**What you will do:** Return the listing below exactly, with the pictures dropped.

------ Data provided

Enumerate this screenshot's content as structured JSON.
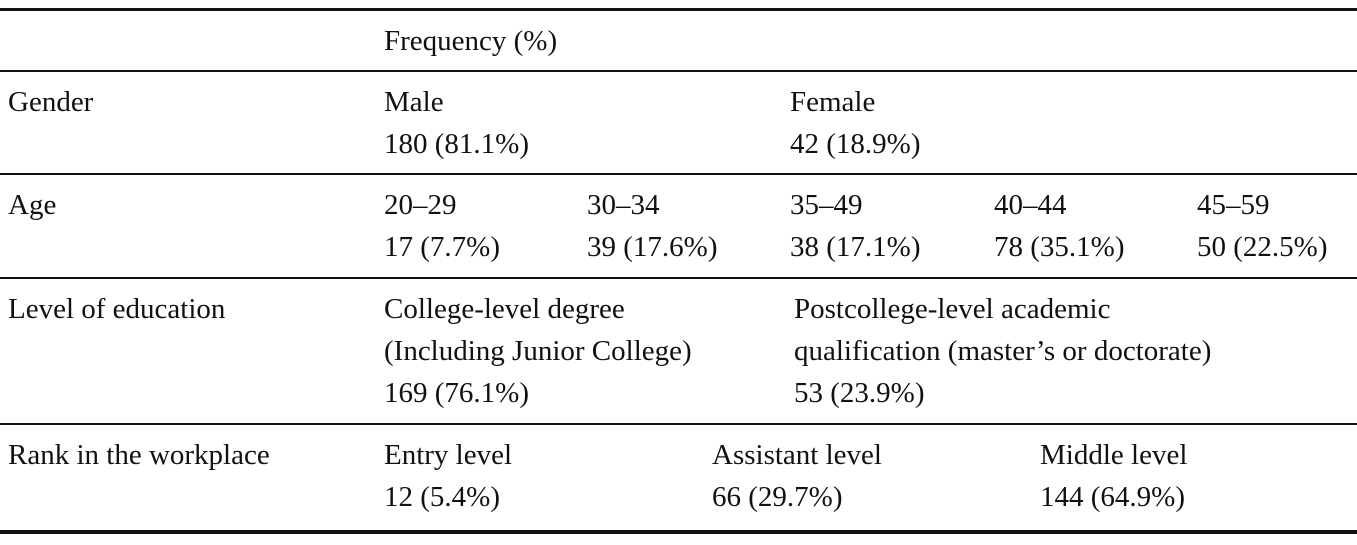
{
  "header": {
    "column_title": "Frequency (%)"
  },
  "rows": {
    "gender": {
      "label": "Gender",
      "items": [
        {
          "category": "Male",
          "value": "180 (81.1%)"
        },
        {
          "category": "Female",
          "value": "42 (18.9%)"
        }
      ]
    },
    "age": {
      "label": "Age",
      "items": [
        {
          "category": "20–29",
          "value": "17 (7.7%)"
        },
        {
          "category": "30–34",
          "value": "39 (17.6%)"
        },
        {
          "category": "35–49",
          "value": "38 (17.1%)"
        },
        {
          "category": "40–44",
          "value": "78 (35.1%)"
        },
        {
          "category": "45–59",
          "value": "50 (22.5%)"
        }
      ]
    },
    "education": {
      "label": "Level of education",
      "items": [
        {
          "category_line1": "College-level degree",
          "category_line2": "(Including Junior College)",
          "value": "169 (76.1%)"
        },
        {
          "category_line1": "Postcollege-level academic",
          "category_line2": "qualification (master’s or doctorate)",
          "value": "53 (23.9%)"
        }
      ]
    },
    "rank": {
      "label": "Rank in the workplace",
      "items": [
        {
          "category": "Entry level",
          "value": "12 (5.4%)"
        },
        {
          "category": "Assistant level",
          "value": "66 (29.7%)"
        },
        {
          "category": "Middle level",
          "value": "144 (64.9%)"
        }
      ]
    }
  }
}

------------

**Correct response:**
Enumerate this screenshot's content as structured JSON.
{
  "header": {
    "column_title": "Frequency (%)"
  },
  "rows": {
    "gender": {
      "label": "Gender",
      "items": [
        {
          "category": "Male",
          "value": "180 (81.1%)"
        },
        {
          "category": "Female",
          "value": "42 (18.9%)"
        }
      ]
    },
    "age": {
      "label": "Age",
      "items": [
        {
          "category": "20–29",
          "value": "17 (7.7%)"
        },
        {
          "category": "30–34",
          "value": "39 (17.6%)"
        },
        {
          "category": "35–49",
          "value": "38 (17.1%)"
        },
        {
          "category": "40–44",
          "value": "78 (35.1%)"
        },
        {
          "category": "45–59",
          "value": "50 (22.5%)"
        }
      ]
    },
    "education": {
      "label": "Level of education",
      "items": [
        {
          "category_line1": "College-level degree",
          "category_line2": "(Including Junior College)",
          "value": "169 (76.1%)"
        },
        {
          "category_line1": "Postcollege-level academic",
          "category_line2": "qualification (master’s or doctorate)",
          "value": "53 (23.9%)"
        }
      ]
    },
    "rank": {
      "label": "Rank in the workplace",
      "items": [
        {
          "category": "Entry level",
          "value": "12 (5.4%)"
        },
        {
          "category": "Assistant level",
          "value": "66 (29.7%)"
        },
        {
          "category": "Middle level",
          "value": "144 (64.9%)"
        }
      ]
    }
  }
}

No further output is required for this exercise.